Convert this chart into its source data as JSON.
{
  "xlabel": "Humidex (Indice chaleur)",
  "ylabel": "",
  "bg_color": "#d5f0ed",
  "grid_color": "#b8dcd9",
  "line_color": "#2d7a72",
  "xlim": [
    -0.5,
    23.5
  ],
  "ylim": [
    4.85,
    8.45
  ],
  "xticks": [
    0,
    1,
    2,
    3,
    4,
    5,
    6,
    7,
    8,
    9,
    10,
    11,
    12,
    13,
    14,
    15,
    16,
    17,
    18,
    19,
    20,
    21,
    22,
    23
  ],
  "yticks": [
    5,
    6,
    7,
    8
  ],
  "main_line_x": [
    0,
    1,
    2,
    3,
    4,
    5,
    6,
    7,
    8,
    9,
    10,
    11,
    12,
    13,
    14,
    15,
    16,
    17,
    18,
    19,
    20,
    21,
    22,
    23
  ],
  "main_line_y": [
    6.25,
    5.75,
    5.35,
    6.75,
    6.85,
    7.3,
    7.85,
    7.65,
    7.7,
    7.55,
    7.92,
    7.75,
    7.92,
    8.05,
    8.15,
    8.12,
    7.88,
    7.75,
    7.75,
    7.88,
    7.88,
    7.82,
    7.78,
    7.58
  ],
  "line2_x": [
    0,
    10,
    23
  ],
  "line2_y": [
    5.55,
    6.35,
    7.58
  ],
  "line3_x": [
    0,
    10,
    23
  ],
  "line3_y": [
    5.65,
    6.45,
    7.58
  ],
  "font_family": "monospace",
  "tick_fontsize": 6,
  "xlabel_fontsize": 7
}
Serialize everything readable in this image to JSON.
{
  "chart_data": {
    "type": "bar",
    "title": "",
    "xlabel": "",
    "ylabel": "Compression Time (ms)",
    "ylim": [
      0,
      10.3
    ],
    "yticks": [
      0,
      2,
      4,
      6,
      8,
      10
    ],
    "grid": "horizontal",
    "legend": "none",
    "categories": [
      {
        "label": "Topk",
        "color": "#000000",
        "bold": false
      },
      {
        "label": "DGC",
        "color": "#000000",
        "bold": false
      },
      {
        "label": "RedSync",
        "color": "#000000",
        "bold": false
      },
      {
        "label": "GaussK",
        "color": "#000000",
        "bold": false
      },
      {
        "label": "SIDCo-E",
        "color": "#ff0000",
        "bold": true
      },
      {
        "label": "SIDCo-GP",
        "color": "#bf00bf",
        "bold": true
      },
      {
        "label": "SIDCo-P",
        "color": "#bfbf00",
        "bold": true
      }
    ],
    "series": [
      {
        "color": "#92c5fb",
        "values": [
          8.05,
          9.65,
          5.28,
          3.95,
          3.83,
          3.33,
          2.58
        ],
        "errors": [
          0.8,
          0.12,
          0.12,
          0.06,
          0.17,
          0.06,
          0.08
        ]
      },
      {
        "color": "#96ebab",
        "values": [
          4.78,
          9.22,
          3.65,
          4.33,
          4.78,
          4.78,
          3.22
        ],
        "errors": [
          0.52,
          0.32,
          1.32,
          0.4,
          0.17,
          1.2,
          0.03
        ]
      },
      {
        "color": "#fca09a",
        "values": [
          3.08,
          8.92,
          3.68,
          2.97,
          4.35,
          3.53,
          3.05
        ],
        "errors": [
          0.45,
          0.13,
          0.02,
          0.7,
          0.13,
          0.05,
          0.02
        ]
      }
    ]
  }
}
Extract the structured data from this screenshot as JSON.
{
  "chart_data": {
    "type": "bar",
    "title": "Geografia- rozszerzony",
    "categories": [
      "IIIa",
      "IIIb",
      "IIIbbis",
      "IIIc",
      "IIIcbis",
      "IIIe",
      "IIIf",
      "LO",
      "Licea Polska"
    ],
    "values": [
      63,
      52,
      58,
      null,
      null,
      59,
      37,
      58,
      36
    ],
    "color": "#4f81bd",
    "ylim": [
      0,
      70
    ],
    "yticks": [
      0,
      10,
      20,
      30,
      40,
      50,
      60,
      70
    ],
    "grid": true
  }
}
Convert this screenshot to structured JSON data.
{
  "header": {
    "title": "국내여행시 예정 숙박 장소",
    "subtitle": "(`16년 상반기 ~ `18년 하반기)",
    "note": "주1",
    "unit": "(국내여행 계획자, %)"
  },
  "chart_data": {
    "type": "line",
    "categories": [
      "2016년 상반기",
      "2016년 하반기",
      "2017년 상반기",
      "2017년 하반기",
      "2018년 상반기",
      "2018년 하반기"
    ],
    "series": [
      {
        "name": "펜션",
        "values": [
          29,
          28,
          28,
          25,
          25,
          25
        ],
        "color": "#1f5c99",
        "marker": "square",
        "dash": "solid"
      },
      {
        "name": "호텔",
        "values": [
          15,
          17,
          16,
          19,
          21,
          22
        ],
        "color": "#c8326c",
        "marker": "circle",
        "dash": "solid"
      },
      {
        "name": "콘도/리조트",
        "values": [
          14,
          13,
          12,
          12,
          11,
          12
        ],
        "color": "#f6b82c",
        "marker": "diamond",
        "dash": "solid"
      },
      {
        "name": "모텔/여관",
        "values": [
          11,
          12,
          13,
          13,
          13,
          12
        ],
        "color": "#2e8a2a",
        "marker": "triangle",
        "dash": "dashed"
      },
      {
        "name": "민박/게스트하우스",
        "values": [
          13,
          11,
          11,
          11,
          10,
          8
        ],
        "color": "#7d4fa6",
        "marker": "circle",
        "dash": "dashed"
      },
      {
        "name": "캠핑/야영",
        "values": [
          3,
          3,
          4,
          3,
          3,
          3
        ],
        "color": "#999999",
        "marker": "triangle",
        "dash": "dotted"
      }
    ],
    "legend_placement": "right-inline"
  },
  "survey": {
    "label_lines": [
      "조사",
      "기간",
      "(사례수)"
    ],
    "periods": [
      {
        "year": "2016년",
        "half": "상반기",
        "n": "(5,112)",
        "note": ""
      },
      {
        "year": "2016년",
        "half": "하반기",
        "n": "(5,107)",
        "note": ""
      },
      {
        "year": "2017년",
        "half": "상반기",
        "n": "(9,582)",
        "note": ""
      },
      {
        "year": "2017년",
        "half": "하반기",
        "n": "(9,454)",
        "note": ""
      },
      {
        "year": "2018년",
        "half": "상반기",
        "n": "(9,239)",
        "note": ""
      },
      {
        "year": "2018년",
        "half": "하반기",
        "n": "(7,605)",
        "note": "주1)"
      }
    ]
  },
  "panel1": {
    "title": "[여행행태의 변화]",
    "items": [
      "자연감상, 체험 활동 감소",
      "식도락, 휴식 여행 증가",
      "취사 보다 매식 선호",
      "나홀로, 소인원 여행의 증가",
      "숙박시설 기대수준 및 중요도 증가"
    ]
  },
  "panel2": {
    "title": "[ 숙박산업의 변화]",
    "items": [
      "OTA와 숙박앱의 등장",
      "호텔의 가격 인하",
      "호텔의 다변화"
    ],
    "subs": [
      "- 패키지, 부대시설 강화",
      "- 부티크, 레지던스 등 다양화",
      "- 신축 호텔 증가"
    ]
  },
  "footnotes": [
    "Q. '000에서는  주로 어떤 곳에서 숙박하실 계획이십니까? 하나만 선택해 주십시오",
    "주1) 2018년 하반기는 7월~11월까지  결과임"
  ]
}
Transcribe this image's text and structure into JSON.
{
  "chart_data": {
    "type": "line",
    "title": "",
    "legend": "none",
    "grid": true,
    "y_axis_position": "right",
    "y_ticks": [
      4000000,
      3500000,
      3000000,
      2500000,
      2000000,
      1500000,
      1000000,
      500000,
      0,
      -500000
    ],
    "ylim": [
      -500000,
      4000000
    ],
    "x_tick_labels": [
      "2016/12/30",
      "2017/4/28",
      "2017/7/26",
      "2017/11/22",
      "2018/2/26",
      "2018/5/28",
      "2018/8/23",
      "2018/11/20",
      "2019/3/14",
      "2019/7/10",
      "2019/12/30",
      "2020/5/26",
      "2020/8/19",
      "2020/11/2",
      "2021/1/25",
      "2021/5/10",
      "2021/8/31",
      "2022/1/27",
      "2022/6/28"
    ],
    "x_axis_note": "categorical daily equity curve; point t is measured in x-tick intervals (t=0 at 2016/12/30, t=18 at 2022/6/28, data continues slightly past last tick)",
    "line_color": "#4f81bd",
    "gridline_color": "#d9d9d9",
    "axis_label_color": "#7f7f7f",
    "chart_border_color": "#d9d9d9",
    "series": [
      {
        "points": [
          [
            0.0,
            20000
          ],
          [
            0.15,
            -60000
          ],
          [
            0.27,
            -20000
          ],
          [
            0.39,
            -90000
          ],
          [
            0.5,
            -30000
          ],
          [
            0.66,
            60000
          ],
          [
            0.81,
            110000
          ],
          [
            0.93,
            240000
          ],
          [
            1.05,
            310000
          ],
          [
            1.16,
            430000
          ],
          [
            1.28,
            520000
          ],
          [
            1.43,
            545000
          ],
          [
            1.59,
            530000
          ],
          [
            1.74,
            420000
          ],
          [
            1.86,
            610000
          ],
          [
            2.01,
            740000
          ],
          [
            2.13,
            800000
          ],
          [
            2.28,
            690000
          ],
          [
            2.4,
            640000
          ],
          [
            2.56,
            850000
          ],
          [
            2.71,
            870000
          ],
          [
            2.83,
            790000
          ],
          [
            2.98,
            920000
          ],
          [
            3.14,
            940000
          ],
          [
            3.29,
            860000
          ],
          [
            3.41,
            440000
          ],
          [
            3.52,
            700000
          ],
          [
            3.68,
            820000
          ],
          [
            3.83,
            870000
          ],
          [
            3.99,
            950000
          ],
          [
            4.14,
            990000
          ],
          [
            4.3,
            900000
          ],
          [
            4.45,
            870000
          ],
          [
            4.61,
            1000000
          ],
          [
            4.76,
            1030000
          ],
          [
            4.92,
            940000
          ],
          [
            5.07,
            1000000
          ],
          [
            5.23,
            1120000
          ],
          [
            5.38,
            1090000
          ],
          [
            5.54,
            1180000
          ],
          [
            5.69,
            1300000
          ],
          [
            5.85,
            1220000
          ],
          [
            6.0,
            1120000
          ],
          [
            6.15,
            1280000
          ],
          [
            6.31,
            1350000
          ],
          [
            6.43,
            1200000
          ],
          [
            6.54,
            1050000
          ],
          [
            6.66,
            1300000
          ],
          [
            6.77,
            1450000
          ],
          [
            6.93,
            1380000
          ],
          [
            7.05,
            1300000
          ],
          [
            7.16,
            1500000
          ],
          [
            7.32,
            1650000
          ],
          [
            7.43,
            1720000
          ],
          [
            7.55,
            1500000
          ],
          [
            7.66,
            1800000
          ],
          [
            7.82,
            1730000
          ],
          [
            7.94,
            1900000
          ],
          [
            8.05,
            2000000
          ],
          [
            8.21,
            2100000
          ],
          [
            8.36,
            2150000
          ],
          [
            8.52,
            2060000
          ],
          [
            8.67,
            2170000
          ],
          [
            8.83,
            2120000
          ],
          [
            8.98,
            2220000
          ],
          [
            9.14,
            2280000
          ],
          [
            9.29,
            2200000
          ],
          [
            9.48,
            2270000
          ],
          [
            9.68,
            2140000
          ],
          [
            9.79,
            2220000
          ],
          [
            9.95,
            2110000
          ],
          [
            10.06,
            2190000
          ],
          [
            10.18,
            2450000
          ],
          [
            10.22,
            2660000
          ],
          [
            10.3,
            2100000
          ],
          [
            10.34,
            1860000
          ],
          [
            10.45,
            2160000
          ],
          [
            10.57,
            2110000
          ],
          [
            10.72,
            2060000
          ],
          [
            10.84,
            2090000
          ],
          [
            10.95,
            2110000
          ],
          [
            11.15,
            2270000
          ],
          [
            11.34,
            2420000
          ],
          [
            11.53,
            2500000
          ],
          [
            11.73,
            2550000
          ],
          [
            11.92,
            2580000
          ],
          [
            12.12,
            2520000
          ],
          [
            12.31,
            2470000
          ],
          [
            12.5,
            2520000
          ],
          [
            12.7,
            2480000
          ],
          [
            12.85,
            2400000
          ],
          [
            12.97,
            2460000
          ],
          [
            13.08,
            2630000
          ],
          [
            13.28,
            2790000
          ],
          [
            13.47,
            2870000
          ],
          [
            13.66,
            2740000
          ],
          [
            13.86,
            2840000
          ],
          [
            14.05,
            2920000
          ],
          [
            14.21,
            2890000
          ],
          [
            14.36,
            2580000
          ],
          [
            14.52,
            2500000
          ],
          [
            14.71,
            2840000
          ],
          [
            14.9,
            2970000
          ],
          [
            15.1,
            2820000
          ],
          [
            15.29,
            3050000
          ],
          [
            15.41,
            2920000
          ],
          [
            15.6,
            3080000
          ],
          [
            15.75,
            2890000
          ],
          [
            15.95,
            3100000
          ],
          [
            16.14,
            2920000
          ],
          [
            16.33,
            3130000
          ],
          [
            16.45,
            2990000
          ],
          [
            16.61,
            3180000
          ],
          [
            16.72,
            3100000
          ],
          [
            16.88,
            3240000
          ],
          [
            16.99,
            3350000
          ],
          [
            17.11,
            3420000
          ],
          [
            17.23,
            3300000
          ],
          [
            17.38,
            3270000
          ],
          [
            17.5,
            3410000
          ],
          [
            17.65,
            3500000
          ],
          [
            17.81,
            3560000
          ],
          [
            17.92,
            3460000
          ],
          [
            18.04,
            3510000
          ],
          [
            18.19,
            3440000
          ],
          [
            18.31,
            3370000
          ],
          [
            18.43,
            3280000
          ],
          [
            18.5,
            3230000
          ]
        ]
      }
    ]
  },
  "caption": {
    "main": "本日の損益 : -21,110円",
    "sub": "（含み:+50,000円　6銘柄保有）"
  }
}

┄┄┄┄┄┄┄┄┄┄

Given exercise:
Which lines in the data above contain "into"? Show each one.

Problem solution:
Convert this chart into its source data as JSON.
Transcribe this image's text and structure into JSON.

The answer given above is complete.